**SET EXERCISE:** Write out every line of the material exactly as it appears.
═════ DATA FOR PROCESSING ═════
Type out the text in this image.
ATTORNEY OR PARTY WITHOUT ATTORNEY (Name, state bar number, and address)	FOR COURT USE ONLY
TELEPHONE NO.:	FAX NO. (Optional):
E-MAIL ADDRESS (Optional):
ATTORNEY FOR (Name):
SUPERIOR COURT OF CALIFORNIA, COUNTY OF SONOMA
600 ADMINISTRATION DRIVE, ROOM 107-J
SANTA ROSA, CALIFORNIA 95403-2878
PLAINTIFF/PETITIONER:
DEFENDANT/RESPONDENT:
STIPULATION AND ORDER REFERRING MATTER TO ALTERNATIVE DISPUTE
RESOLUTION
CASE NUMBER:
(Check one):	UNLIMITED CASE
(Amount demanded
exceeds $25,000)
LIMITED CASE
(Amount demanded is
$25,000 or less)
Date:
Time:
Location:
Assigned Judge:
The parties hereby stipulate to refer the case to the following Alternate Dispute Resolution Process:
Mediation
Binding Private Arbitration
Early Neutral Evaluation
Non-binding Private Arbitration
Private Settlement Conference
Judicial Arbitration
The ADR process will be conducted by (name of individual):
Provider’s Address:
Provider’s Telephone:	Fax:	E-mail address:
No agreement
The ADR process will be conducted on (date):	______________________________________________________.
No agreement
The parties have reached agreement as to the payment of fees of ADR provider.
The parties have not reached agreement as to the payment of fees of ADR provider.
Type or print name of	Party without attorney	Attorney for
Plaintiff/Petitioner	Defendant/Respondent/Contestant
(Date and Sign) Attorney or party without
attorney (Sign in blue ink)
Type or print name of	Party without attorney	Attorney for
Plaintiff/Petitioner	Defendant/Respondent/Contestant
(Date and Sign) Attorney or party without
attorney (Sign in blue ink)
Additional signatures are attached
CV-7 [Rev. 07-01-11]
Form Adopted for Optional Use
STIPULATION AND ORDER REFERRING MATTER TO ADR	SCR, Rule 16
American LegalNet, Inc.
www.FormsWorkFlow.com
═════
**THE RESULT:**
Type out the text in this image.
ATTORNEY OR PARTY WITHOUT ATTORNEY (Name, state bar number, and address)	FOR COURT USE ONLY
TELEPHONE NO.:	FAX NO. (Optional):
E-MAIL ADDRESS (Optional):
ATTORNEY FOR (Name):
SUPERIOR COURT OF CALIFORNIA, COUNTY OF SONOMA
600 ADMINISTRATION DRIVE, ROOM 107-J
SANTA ROSA, CALIFORNIA 95403-2878
PLAINTIFF/PETITIONER:
DEFENDANT/RESPONDENT:
STIPULATION AND ORDER REFERRING MATTER TO ALTERNATIVE DISPUTE
RESOLUTION
CASE NUMBER:
(Check one):	UNLIMITED CASE
(Amount demanded
exceeds $25,000)
LIMITED CASE
(Amount demanded is
$25,000 or less)
Date:
Time:
Location:
Assigned Judge:
The parties hereby stipulate to refer the case to the following Alternate Dispute Resolution Process:
Mediation
Binding Private Arbitration
Early Neutral Evaluation
Non-binding Private Arbitration
Private Settlement Conference
Judicial Arbitration
The ADR process will be conducted by (name of individual):
Provider’s Address:
Provider’s Telephone:	Fax:	E-mail address:
No agreement
The ADR process will be conducted on (date):	______________________________________________________.
No agreement
The parties have reached agreement as to the payment of fees of ADR provider.
The parties have not reached agreement as to the payment of fees of ADR provider.
Type or print name of	Party without attorney	Attorney for
Plaintiff/Petitioner	Defendant/Respondent/Contestant
(Date and Sign) Attorney or party without
attorney (Sign in blue ink)
Type or print name of	Party without attorney	Attorney for
Plaintiff/Petitioner	Defendant/Respondent/Contestant
(Date and Sign) Attorney or party without
attorney (Sign in blue ink)
Additional signatures are attached
CV-7 [Rev. 07-01-11]
Form Adopted for Optional Use
STIPULATION AND ORDER REFERRING MATTER TO ADR	SCR, Rule 16
American LegalNet, Inc.
www.FormsWorkFlow.com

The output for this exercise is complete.